## [Assignment A]
In the passage on hospital drug spending in Spain, how much do regional governments owe pharmaceutical companies for hospital drugs alone?
## [Assignment B]
Reproduce the portion of the passage on hospital drug spending starting at "One of the reasons" and ending at "Pharmacy Society (SEFH).".

## [Document segment]
------------------------------------------------
As it wrestles with budget shortfall, these are percentages that Spain can't afford. Yet the health secretary, who was also head of the Health Ministry's pharmacy department until last month, denies that hospital drug expenditure is out of control. "Just the opposite: sometimes, it is much more controlled than what is spent on prescriptions," he says.

But one thing is undeniable: the increase in hospital drug costs drives up spending and adds even more uncertainty to the debt situation of regional governments, which owe pharmaceutical companies over 5.5 billion euros for hospital drugs alone. To that we must add another five billion in bills for other health supplies, plus outstanding invoices from pharmacies and clinics with which they have agreements. All in all, some experts estimate that they could owe as much as 15 billion euros.

One of the reasons for this constant swell in spending is the change in model for outpatients who receive treatment at hospitals, where the presence of chronic conditions such as sclerosis, cancer and HIV has become increasingly prevalent. This has shifted part of what used to be spent on prescriptions to hospitals. "The increase in expenditure has to do with the fact that patients are getting older and older and have more chronic conditions. There has also been an increase in the number of outpatients, with chronic conditions such as hepatitis, cystic fibrosis, certain tumors, etc., who do not consume material resources because they're not hospitalized, but who require personnel and medications because their treatments are administered by hospitals," says José Luis Poveda, president of the Spanish Hospital Pharmacy Society (SEFH).
------------------------------------------------
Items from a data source

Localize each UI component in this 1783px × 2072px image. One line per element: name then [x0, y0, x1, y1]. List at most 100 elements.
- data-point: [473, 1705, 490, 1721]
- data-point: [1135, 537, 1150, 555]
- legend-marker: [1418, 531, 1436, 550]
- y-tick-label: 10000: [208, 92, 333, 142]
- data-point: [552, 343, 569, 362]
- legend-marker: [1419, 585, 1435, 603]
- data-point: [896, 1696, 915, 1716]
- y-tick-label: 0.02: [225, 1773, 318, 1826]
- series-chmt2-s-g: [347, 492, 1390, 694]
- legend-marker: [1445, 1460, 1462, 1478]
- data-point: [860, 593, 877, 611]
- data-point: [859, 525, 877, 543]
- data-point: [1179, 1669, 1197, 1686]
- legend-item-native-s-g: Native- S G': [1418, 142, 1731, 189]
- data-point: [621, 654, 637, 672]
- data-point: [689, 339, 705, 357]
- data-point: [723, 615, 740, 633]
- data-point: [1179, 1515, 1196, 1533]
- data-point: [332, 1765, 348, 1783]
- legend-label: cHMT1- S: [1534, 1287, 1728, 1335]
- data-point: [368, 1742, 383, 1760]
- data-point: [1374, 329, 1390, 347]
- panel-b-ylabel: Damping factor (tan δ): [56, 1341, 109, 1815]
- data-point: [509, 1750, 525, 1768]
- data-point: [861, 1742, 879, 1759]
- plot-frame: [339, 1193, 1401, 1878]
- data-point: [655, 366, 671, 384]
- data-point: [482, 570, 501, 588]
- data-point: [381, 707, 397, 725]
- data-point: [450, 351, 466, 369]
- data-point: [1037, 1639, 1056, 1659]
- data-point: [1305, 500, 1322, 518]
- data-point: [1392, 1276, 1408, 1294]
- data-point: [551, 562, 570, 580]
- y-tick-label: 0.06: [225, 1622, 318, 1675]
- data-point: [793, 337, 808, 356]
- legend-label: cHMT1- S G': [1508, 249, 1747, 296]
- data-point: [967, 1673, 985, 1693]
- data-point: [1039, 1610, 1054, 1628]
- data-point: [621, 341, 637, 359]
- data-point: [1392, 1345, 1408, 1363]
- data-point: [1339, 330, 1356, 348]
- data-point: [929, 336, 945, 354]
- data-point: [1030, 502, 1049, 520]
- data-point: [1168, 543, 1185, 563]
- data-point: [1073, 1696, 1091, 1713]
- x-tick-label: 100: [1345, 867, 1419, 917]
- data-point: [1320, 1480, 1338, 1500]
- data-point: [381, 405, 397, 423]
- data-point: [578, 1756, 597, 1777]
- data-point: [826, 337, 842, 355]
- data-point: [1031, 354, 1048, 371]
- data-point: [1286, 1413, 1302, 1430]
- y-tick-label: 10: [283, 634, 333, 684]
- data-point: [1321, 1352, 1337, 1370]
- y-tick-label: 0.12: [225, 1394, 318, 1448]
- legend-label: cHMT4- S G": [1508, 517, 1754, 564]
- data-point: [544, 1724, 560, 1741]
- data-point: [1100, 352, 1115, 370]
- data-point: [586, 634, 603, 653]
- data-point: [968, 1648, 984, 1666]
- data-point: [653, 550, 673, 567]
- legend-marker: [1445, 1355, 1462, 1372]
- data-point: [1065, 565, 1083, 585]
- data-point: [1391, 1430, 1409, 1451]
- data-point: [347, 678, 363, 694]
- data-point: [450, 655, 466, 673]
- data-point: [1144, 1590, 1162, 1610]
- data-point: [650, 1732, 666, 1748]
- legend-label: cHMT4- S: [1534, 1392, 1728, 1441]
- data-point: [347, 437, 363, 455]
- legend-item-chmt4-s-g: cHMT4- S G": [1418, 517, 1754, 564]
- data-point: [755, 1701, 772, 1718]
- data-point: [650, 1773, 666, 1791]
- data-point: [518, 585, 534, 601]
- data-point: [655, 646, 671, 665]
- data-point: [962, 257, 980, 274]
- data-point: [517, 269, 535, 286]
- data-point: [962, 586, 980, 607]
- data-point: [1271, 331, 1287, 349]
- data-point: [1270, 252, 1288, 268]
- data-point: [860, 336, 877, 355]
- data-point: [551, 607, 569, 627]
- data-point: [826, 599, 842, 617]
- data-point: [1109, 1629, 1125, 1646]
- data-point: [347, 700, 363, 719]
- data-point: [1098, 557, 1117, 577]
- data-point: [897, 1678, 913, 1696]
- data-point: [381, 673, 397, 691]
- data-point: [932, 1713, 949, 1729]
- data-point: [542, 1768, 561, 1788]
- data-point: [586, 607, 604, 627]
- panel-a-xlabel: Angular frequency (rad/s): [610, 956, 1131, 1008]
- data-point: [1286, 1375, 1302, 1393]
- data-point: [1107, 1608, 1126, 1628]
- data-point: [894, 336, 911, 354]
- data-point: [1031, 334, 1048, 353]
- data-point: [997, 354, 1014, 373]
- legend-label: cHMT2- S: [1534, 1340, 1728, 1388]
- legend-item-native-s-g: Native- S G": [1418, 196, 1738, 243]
------------------------------------------------
## [Problem solution A]
Over 5.5 billion euros.

## [Problem solution B]
One of the reasons for this constant swell in spending is the change in model for outpatients who receive treatment at hospitals, where the presence of chronic conditions such as sclerosis, cancer and HIV has become increasingly prevalent. This has shifted part of what used to be spent on prescriptions to hospitals. "The increase in expenditure has to do with the fact that patients are getting older and older and have more chronic conditions. There has also been an increase in the number of outpatients, with chronic conditions such as hepatitis, cystic fibrosis, certain tumors, etc., who do not consume material resources because they're not hospitalized, but who require personnel and medications because their treatments are administered by hospitals," says José Luis Poveda, president of the Spanish Hospital Pharmacy Society (SEFH).